TASK DESCRIPTION: Pictures do not belong in your copy. Repeat all the other data exactly.

════════════════

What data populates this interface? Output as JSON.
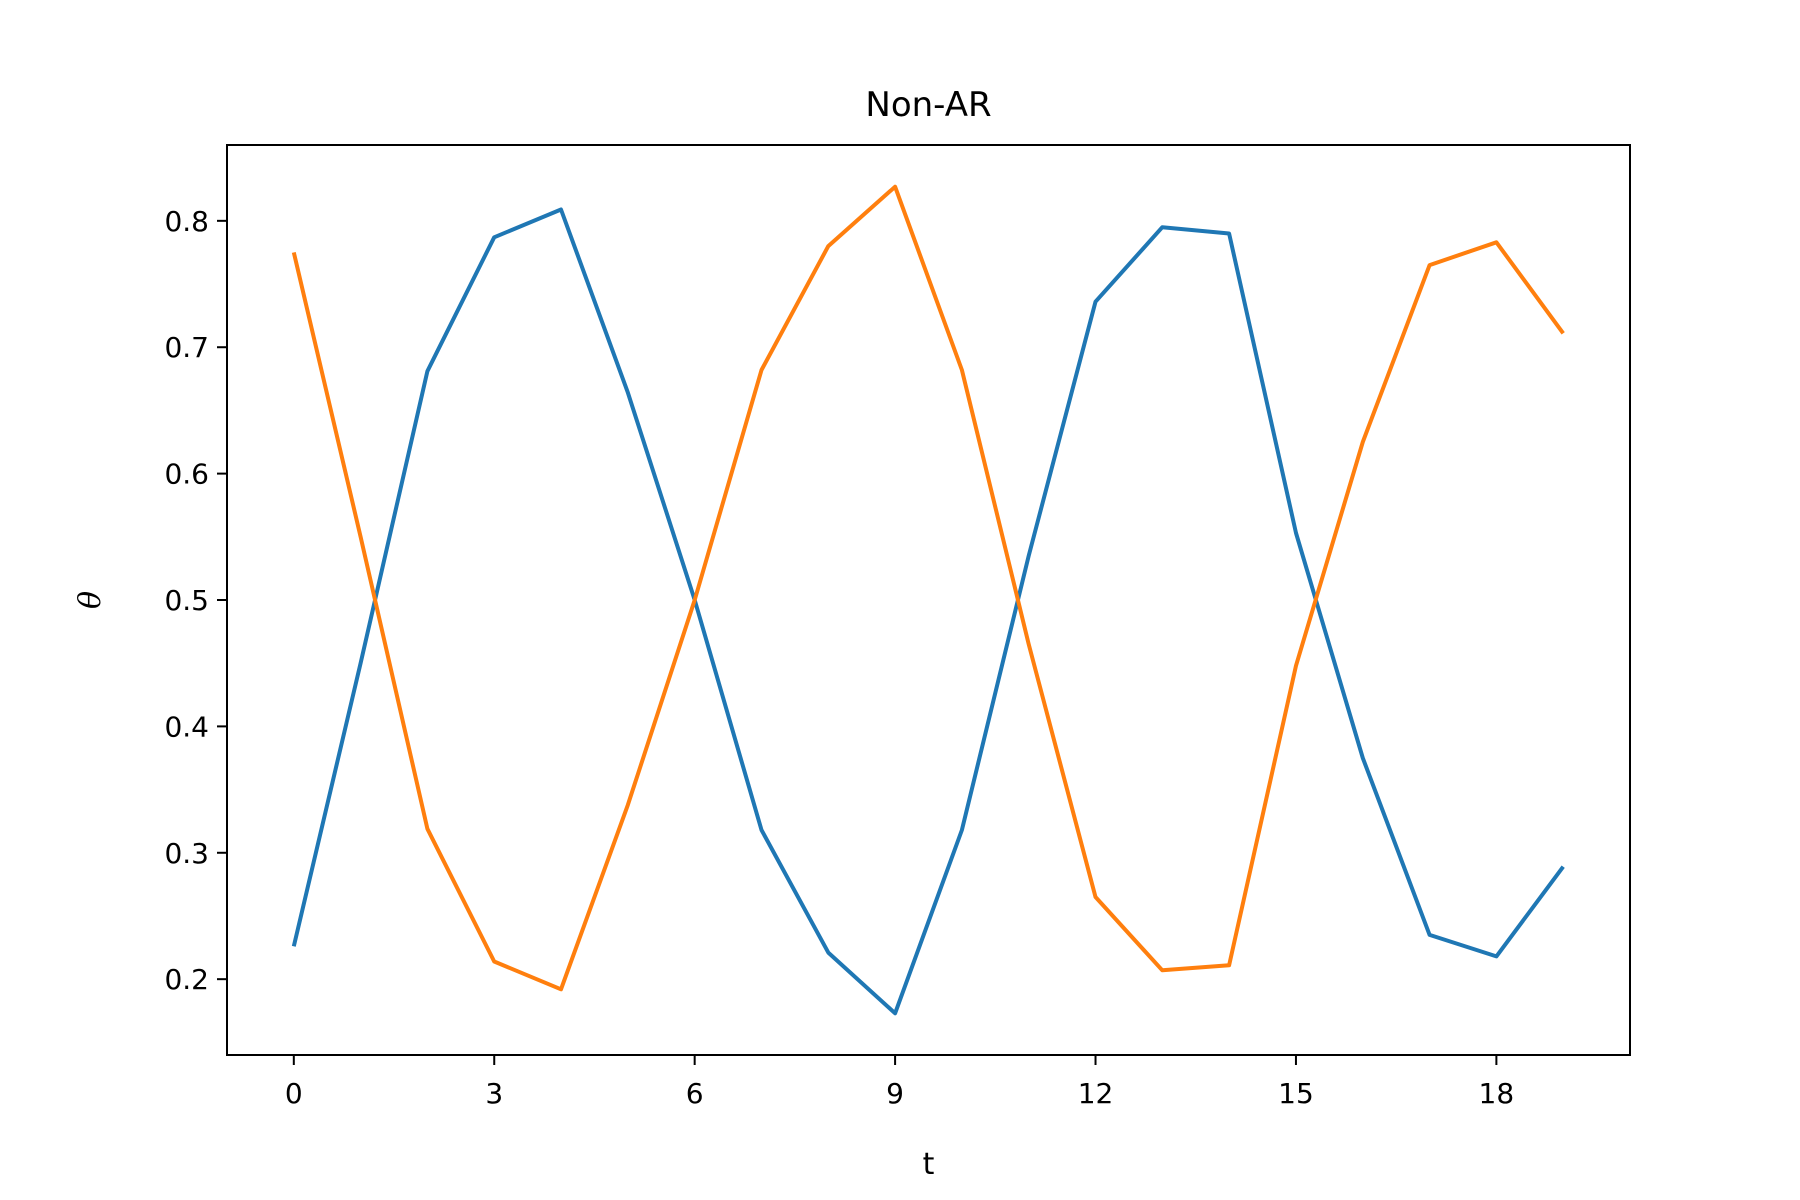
{
  "chart_data": {
    "type": "line",
    "title": "Non-AR",
    "xlabel": "t",
    "ylabel": "θ",
    "xlim": [
      -1,
      20
    ],
    "ylim": [
      0.14,
      0.86
    ],
    "xticks": [
      0,
      3,
      6,
      9,
      12,
      15,
      18
    ],
    "yticks": [
      0.2,
      0.3,
      0.4,
      0.5,
      0.6,
      0.7,
      0.8
    ],
    "grid": false,
    "legend": "none",
    "x": [
      0,
      1,
      2,
      3,
      4,
      5,
      6,
      7,
      8,
      9,
      10,
      11,
      12,
      13,
      14,
      15,
      16,
      17,
      18,
      19
    ],
    "series": [
      {
        "color": "#1f77b4",
        "values": [
          0.226,
          0.45,
          0.681,
          0.787,
          0.809,
          0.664,
          0.5,
          0.318,
          0.221,
          0.173,
          0.318,
          0.535,
          0.736,
          0.795,
          0.79,
          0.553,
          0.375,
          0.235,
          0.218,
          0.289
        ]
      },
      {
        "color": "#ff7f0e",
        "values": [
          0.775,
          0.55,
          0.319,
          0.214,
          0.192,
          0.338,
          0.5,
          0.682,
          0.78,
          0.827,
          0.682,
          0.465,
          0.265,
          0.207,
          0.211,
          0.448,
          0.625,
          0.765,
          0.783,
          0.711
        ]
      }
    ]
  }
}
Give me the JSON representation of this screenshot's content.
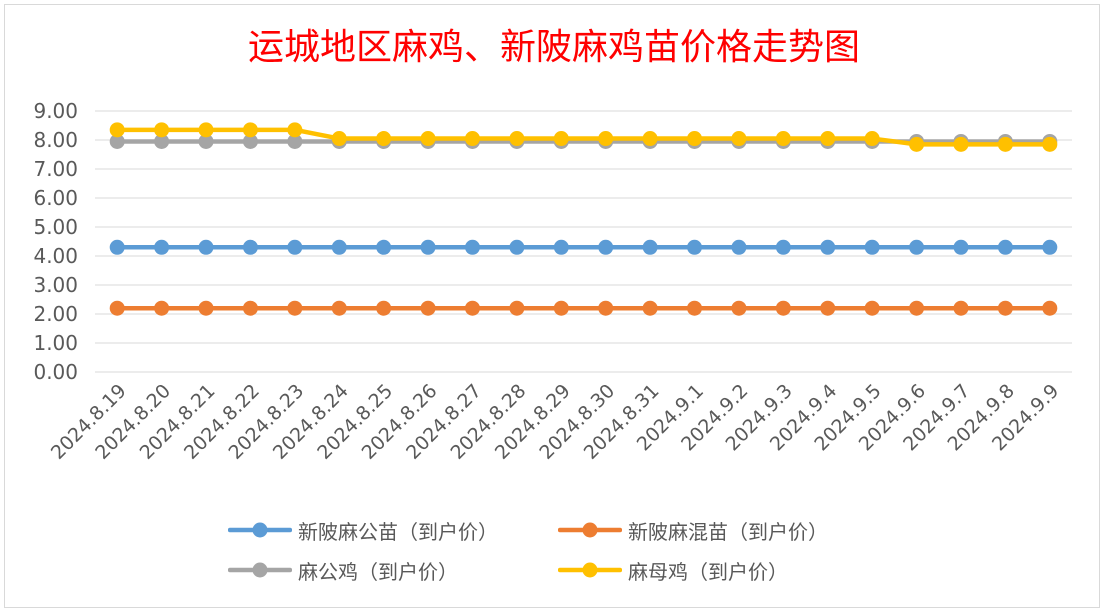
{
  "chart_data": {
    "type": "line",
    "title": "运城地区麻鸡、新陂麻鸡苗价格走势图",
    "xlabel": "",
    "ylabel": "",
    "ylim": [
      0,
      9
    ],
    "yticks": [
      "0.00",
      "1.00",
      "2.00",
      "3.00",
      "4.00",
      "5.00",
      "6.00",
      "7.00",
      "8.00",
      "9.00"
    ],
    "grid": true,
    "legend_position": "bottom",
    "categories": [
      "2024.8.19",
      "2024.8.20",
      "2024.8.21",
      "2024.8.22",
      "2024.8.23",
      "2024.8.24",
      "2024.8.25",
      "2024.8.26",
      "2024.8.27",
      "2024.8.28",
      "2024.8.29",
      "2024.8.30",
      "2024.8.31",
      "2024.9.1",
      "2024.9.2",
      "2024.9.3",
      "2024.9.4",
      "2024.9.5",
      "2024.9.6",
      "2024.9.7",
      "2024.9.8",
      "2024.9.9"
    ],
    "series": [
      {
        "name": "新陂麻公苗（到户价）",
        "color": "#5b9bd5",
        "values": [
          4.3,
          4.3,
          4.3,
          4.3,
          4.3,
          4.3,
          4.3,
          4.3,
          4.3,
          4.3,
          4.3,
          4.3,
          4.3,
          4.3,
          4.3,
          4.3,
          4.3,
          4.3,
          4.3,
          4.3,
          4.3,
          4.3
        ]
      },
      {
        "name": "新陂麻混苗（到户价）",
        "color": "#ed7d31",
        "values": [
          2.2,
          2.2,
          2.2,
          2.2,
          2.2,
          2.2,
          2.2,
          2.2,
          2.2,
          2.2,
          2.2,
          2.2,
          2.2,
          2.2,
          2.2,
          2.2,
          2.2,
          2.2,
          2.2,
          2.2,
          2.2,
          2.2
        ]
      },
      {
        "name": "麻公鸡（到户价）",
        "color": "#a5a5a5",
        "values": [
          7.95,
          7.95,
          7.95,
          7.95,
          7.95,
          7.95,
          7.95,
          7.95,
          7.95,
          7.95,
          7.95,
          7.95,
          7.95,
          7.95,
          7.95,
          7.95,
          7.95,
          7.95,
          7.95,
          7.95,
          7.95,
          7.95
        ]
      },
      {
        "name": "麻母鸡（到户价）",
        "color": "#ffc000",
        "values": [
          8.35,
          8.35,
          8.35,
          8.35,
          8.35,
          8.05,
          8.05,
          8.05,
          8.05,
          8.05,
          8.05,
          8.05,
          8.05,
          8.05,
          8.05,
          8.05,
          8.05,
          8.05,
          7.85,
          7.85,
          7.85,
          7.85
        ]
      }
    ]
  }
}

════════════════

EXERCISE RESPONSE:
What data populates this interface? Output as JSON.
{
  "chart_data": {
    "type": "line",
    "title": "Non-AR",
    "xlabel": "t",
    "ylabel": "θ",
    "xlim": [
      -1,
      20
    ],
    "ylim": [
      0.14,
      0.86
    ],
    "xticks": [
      0,
      3,
      6,
      9,
      12,
      15,
      18
    ],
    "yticks": [
      0.2,
      0.3,
      0.4,
      0.5,
      0.6,
      0.7,
      0.8
    ],
    "grid": false,
    "legend": "none",
    "x": [
      0,
      1,
      2,
      3,
      4,
      5,
      6,
      7,
      8,
      9,
      10,
      11,
      12,
      13,
      14,
      15,
      16,
      17,
      18,
      19
    ],
    "series": [
      {
        "color": "#1f77b4",
        "values": [
          0.226,
          0.45,
          0.681,
          0.787,
          0.809,
          0.664,
          0.5,
          0.318,
          0.221,
          0.173,
          0.318,
          0.535,
          0.736,
          0.795,
          0.79,
          0.553,
          0.375,
          0.235,
          0.218,
          0.289
        ]
      },
      {
        "color": "#ff7f0e",
        "values": [
          0.775,
          0.55,
          0.319,
          0.214,
          0.192,
          0.338,
          0.5,
          0.682,
          0.78,
          0.827,
          0.682,
          0.465,
          0.265,
          0.207,
          0.211,
          0.448,
          0.625,
          0.765,
          0.783,
          0.711
        ]
      }
    ]
  }
}
Give me the JSON representation of this screenshot's content.
{
  "chart_data": {
    "type": "line",
    "title": "运城地区麻鸡、新陂麻鸡苗价格走势图",
    "xlabel": "",
    "ylabel": "",
    "ylim": [
      0,
      9
    ],
    "yticks": [
      "0.00",
      "1.00",
      "2.00",
      "3.00",
      "4.00",
      "5.00",
      "6.00",
      "7.00",
      "8.00",
      "9.00"
    ],
    "grid": true,
    "legend_position": "bottom",
    "categories": [
      "2024.8.19",
      "2024.8.20",
      "2024.8.21",
      "2024.8.22",
      "2024.8.23",
      "2024.8.24",
      "2024.8.25",
      "2024.8.26",
      "2024.8.27",
      "2024.8.28",
      "2024.8.29",
      "2024.8.30",
      "2024.8.31",
      "2024.9.1",
      "2024.9.2",
      "2024.9.3",
      "2024.9.4",
      "2024.9.5",
      "2024.9.6",
      "2024.9.7",
      "2024.9.8",
      "2024.9.9"
    ],
    "series": [
      {
        "name": "新陂麻公苗（到户价）",
        "color": "#5b9bd5",
        "values": [
          4.3,
          4.3,
          4.3,
          4.3,
          4.3,
          4.3,
          4.3,
          4.3,
          4.3,
          4.3,
          4.3,
          4.3,
          4.3,
          4.3,
          4.3,
          4.3,
          4.3,
          4.3,
          4.3,
          4.3,
          4.3,
          4.3
        ]
      },
      {
        "name": "新陂麻混苗（到户价）",
        "color": "#ed7d31",
        "values": [
          2.2,
          2.2,
          2.2,
          2.2,
          2.2,
          2.2,
          2.2,
          2.2,
          2.2,
          2.2,
          2.2,
          2.2,
          2.2,
          2.2,
          2.2,
          2.2,
          2.2,
          2.2,
          2.2,
          2.2,
          2.2,
          2.2
        ]
      },
      {
        "name": "麻公鸡（到户价）",
        "color": "#a5a5a5",
        "values": [
          7.95,
          7.95,
          7.95,
          7.95,
          7.95,
          7.95,
          7.95,
          7.95,
          7.95,
          7.95,
          7.95,
          7.95,
          7.95,
          7.95,
          7.95,
          7.95,
          7.95,
          7.95,
          7.95,
          7.95,
          7.95,
          7.95
        ]
      },
      {
        "name": "麻母鸡（到户价）",
        "color": "#ffc000",
        "values": [
          8.35,
          8.35,
          8.35,
          8.35,
          8.35,
          8.05,
          8.05,
          8.05,
          8.05,
          8.05,
          8.05,
          8.05,
          8.05,
          8.05,
          8.05,
          8.05,
          8.05,
          8.05,
          7.85,
          7.85,
          7.85,
          7.85
        ]
      }
    ]
  }
}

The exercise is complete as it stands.